**DESCRIPTION OF THE TASK:** Exclude the pictures and return every line exactly as written.

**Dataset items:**
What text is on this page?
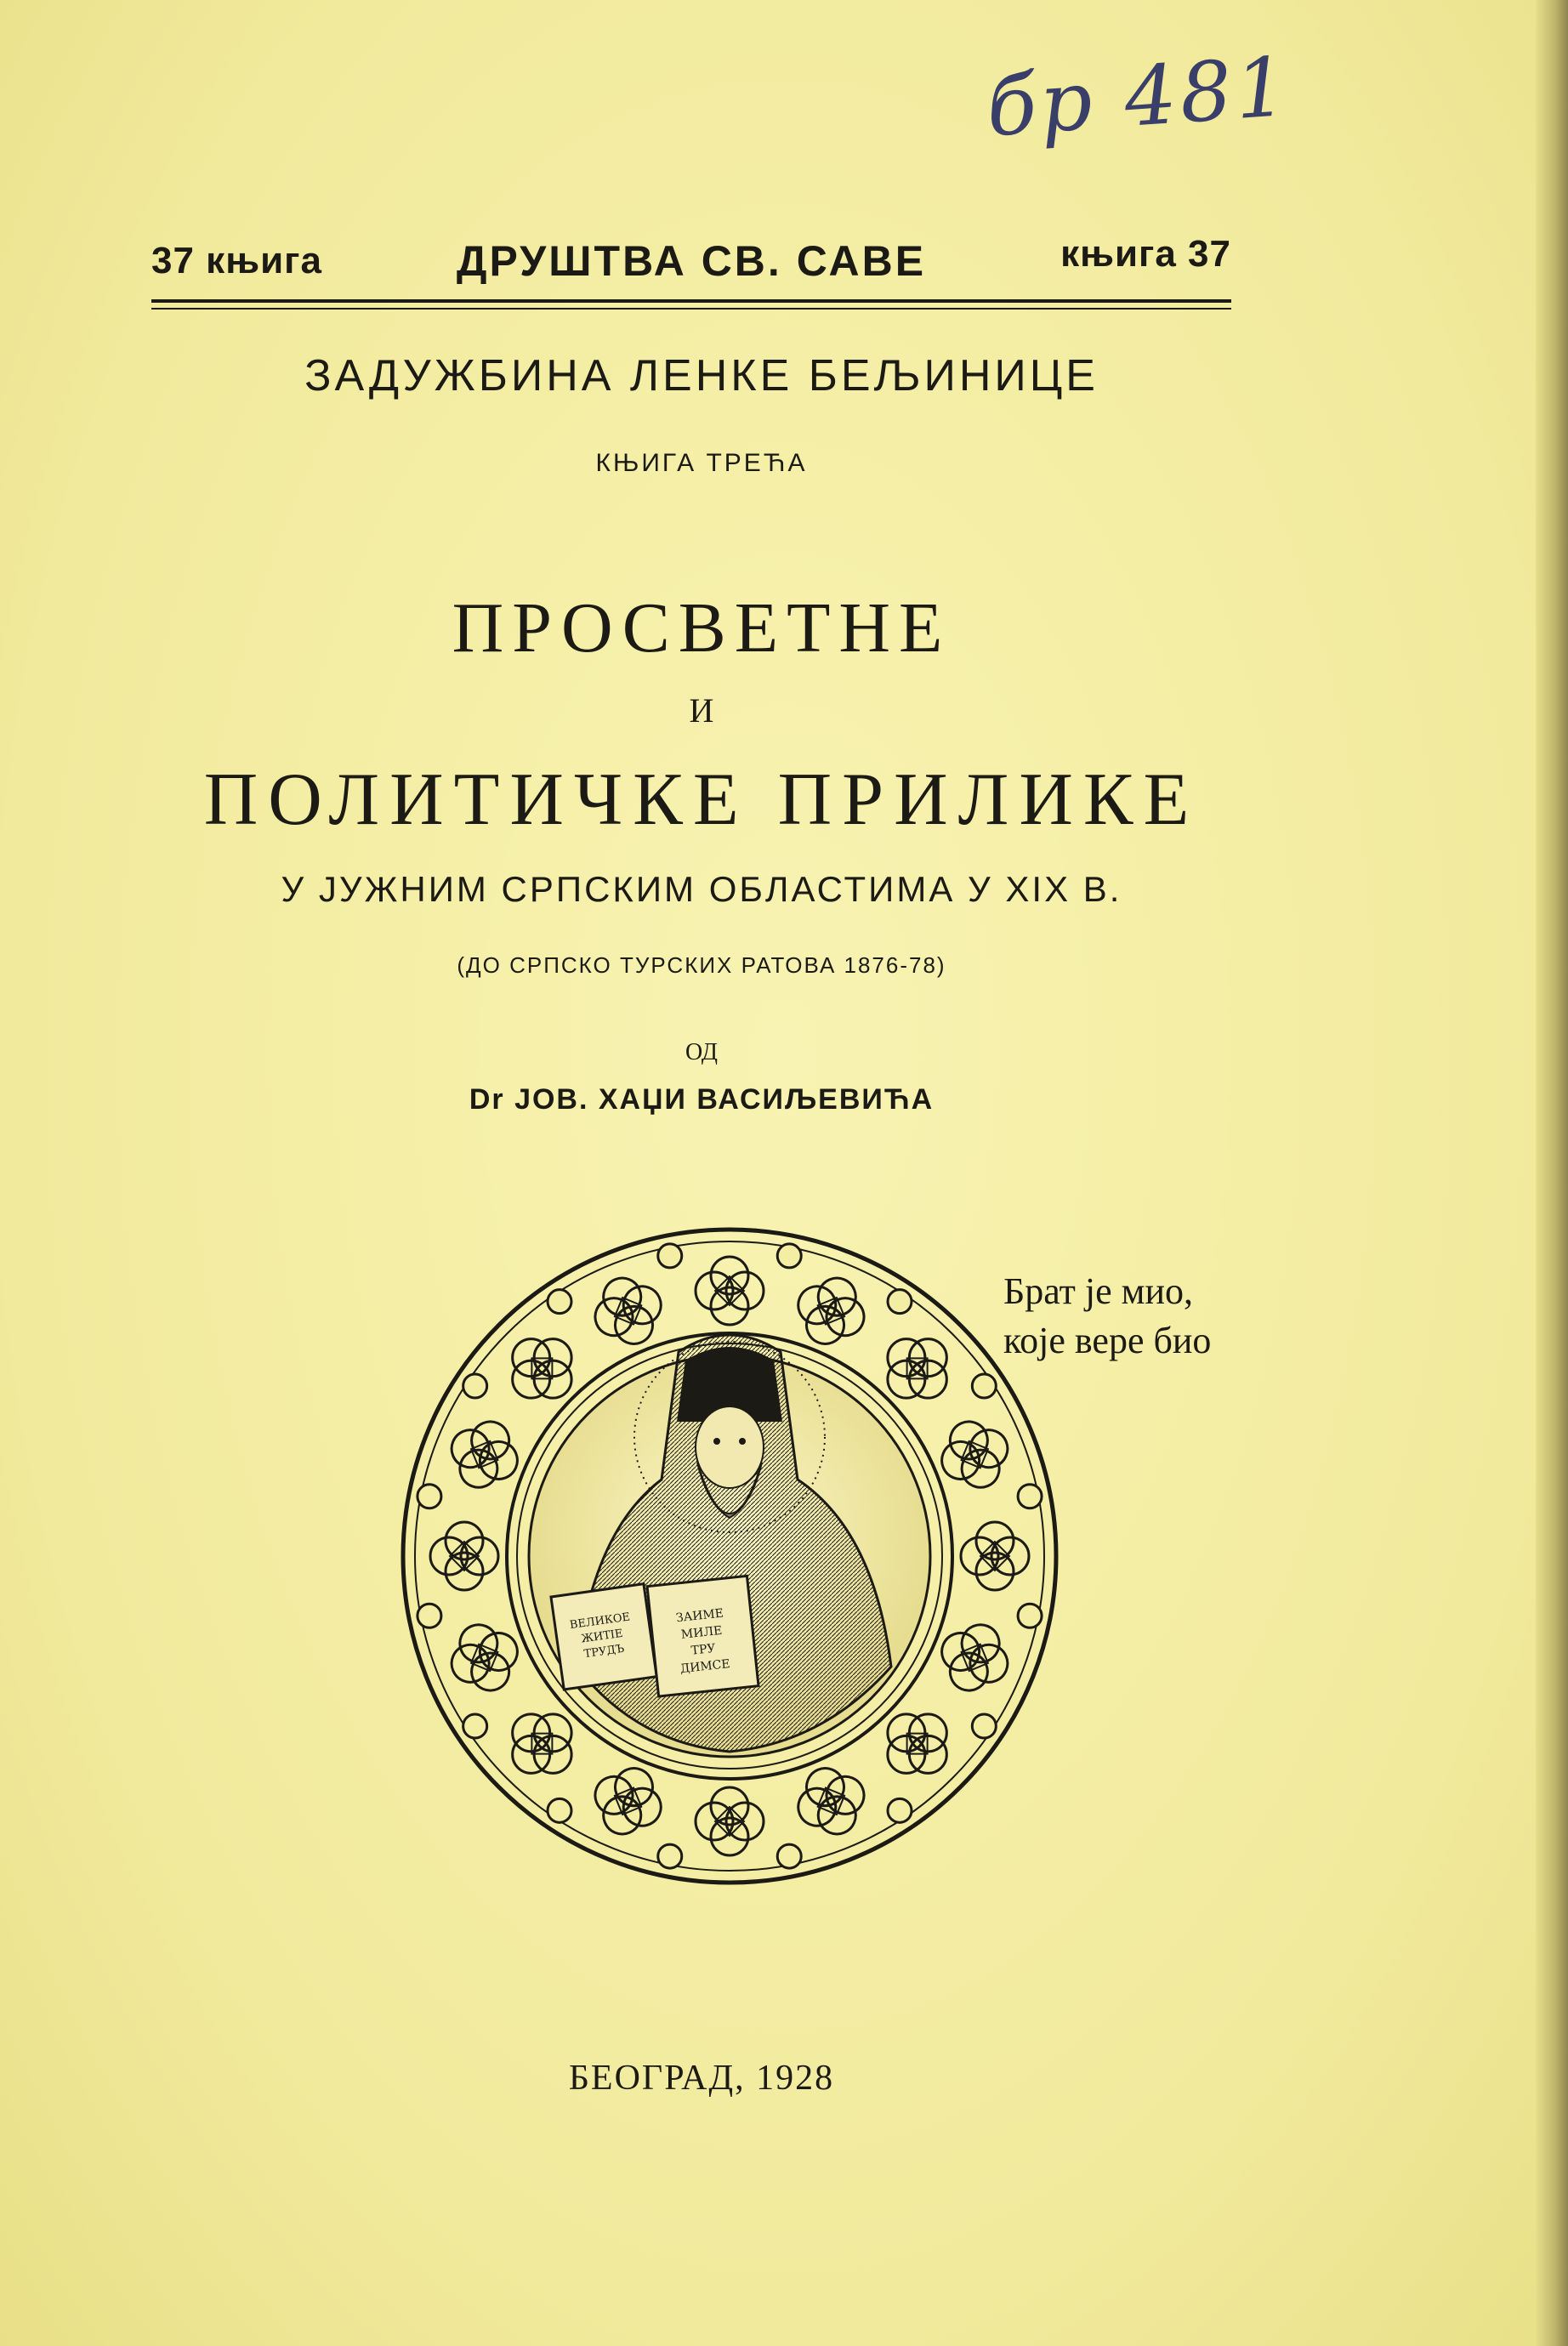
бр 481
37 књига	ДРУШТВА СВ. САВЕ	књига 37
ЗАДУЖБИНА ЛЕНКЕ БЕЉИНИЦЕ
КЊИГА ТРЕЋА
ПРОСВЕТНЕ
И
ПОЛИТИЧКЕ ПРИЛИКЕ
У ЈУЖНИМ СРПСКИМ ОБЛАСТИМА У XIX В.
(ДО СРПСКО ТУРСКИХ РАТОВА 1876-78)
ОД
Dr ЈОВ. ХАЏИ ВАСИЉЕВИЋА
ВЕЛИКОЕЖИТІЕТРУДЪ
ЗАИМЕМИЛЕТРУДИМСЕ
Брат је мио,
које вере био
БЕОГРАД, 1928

**WRITTEN ANSWER:**
What text is on this page?
бр 481
37 књига	ДРУШТВА СВ. САВЕ	књига 37
ЗАДУЖБИНА ЛЕНКЕ БЕЉИНИЦЕ
КЊИГА ТРЕЋА
ПРОСВЕТНЕ
И
ПОЛИТИЧКЕ ПРИЛИКЕ
У ЈУЖНИМ СРПСКИМ ОБЛАСТИМА У XIX В.
(ДО СРПСКО ТУРСКИХ РАТОВА 1876-78)
ОД
Dr ЈОВ. ХАЏИ ВАСИЉЕВИЋА
ВЕЛИКОЕЖИТІЕТРУДЪ
ЗАИМЕМИЛЕТРУДИМСЕ
Брат је мио,
које вере био
БЕОГРАД, 1928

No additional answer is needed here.